▸ **Stated goal**
Calculate how many lines in the following records hold the word "Nonius", and report that number without comment.

▸ **Dataset excerpts**
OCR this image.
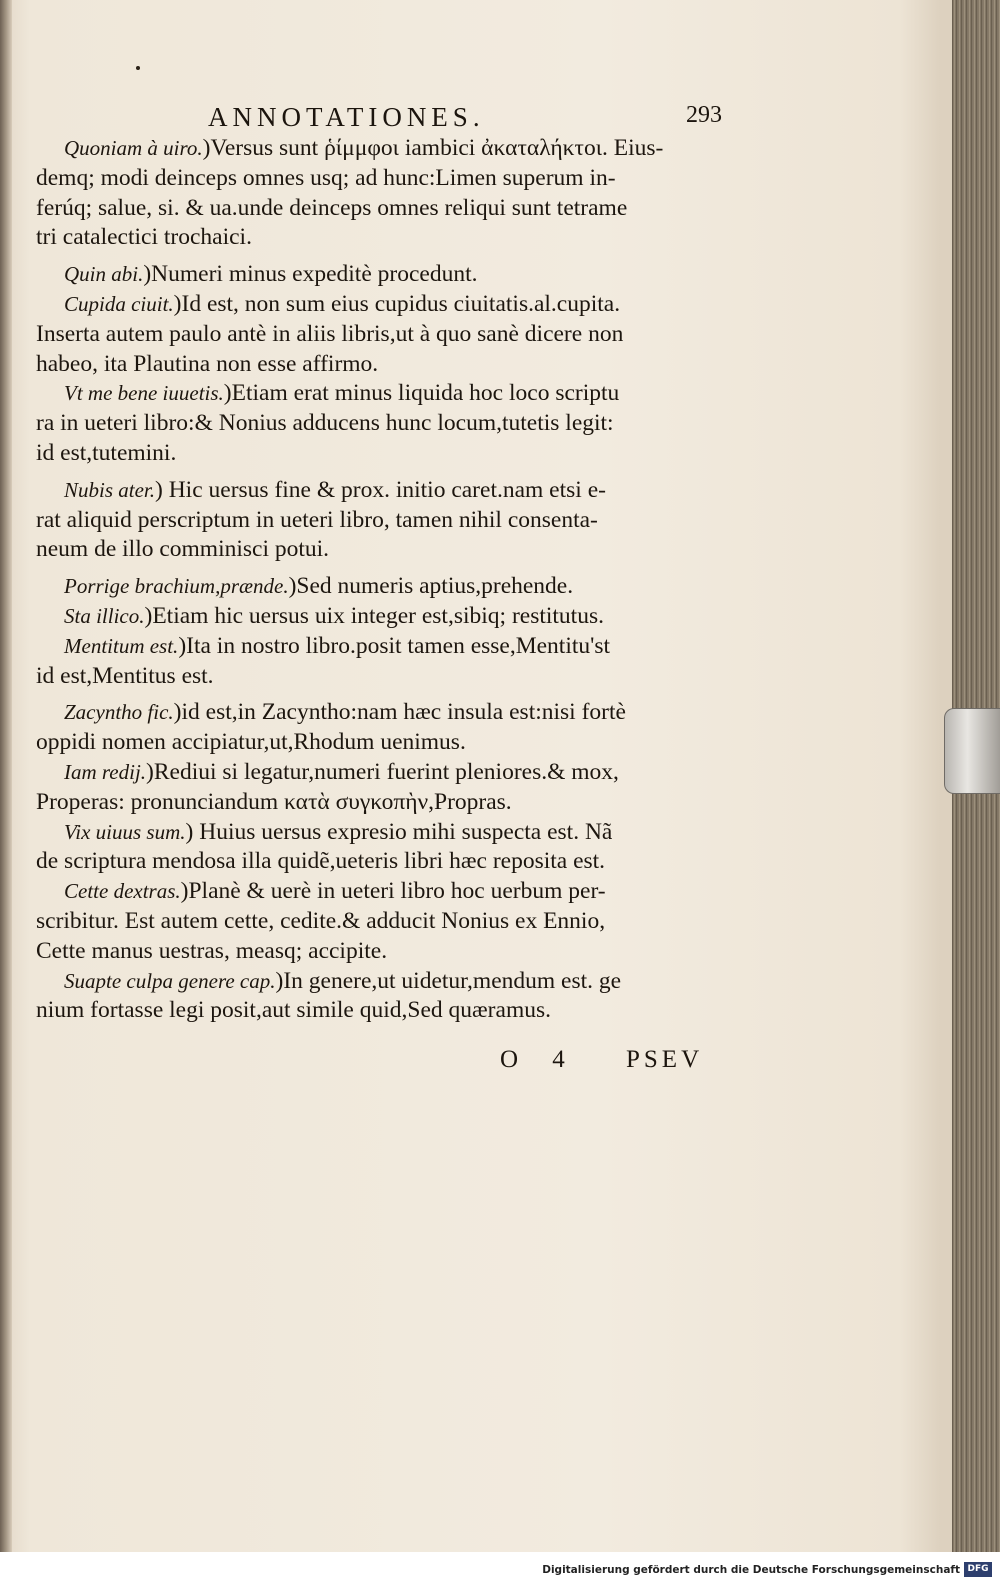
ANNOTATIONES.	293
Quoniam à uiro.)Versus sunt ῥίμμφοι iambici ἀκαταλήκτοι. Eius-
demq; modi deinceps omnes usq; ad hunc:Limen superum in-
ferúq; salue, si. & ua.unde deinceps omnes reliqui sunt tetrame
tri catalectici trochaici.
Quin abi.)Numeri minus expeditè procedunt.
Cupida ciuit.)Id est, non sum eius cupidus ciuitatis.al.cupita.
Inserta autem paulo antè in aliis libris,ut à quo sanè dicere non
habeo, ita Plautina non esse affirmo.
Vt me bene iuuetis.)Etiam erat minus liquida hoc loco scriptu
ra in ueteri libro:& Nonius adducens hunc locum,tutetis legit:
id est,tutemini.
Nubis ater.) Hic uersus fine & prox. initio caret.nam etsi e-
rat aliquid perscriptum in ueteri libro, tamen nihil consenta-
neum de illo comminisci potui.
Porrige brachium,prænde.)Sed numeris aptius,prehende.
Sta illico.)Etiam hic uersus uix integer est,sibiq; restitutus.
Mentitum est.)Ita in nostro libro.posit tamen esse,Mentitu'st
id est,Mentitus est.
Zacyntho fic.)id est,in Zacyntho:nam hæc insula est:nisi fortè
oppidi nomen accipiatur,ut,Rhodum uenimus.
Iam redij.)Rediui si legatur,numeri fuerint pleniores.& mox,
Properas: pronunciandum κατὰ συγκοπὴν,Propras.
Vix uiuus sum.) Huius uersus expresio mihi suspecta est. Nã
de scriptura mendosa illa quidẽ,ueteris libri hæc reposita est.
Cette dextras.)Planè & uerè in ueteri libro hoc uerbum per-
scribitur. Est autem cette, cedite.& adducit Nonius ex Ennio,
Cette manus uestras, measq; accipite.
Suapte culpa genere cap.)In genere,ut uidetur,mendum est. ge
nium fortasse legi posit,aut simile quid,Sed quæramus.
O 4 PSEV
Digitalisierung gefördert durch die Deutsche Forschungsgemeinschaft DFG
...
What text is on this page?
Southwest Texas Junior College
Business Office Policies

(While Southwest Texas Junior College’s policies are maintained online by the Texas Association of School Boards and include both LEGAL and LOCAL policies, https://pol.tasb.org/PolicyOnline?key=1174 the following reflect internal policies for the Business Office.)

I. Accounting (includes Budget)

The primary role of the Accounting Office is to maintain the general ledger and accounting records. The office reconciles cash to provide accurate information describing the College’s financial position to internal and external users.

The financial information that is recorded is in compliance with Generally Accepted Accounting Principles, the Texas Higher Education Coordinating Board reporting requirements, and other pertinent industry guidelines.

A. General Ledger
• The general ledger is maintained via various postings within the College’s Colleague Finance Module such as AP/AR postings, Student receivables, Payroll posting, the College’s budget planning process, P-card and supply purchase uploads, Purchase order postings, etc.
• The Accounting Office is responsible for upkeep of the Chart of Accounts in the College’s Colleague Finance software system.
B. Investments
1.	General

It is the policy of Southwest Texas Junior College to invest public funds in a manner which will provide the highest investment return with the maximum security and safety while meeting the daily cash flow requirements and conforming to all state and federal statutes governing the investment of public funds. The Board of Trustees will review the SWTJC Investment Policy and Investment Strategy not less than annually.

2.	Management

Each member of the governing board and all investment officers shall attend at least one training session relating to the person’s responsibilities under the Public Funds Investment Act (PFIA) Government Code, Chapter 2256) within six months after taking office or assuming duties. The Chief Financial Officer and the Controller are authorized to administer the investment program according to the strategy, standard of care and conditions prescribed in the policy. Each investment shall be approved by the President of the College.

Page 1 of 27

▸ **Response to this task**
2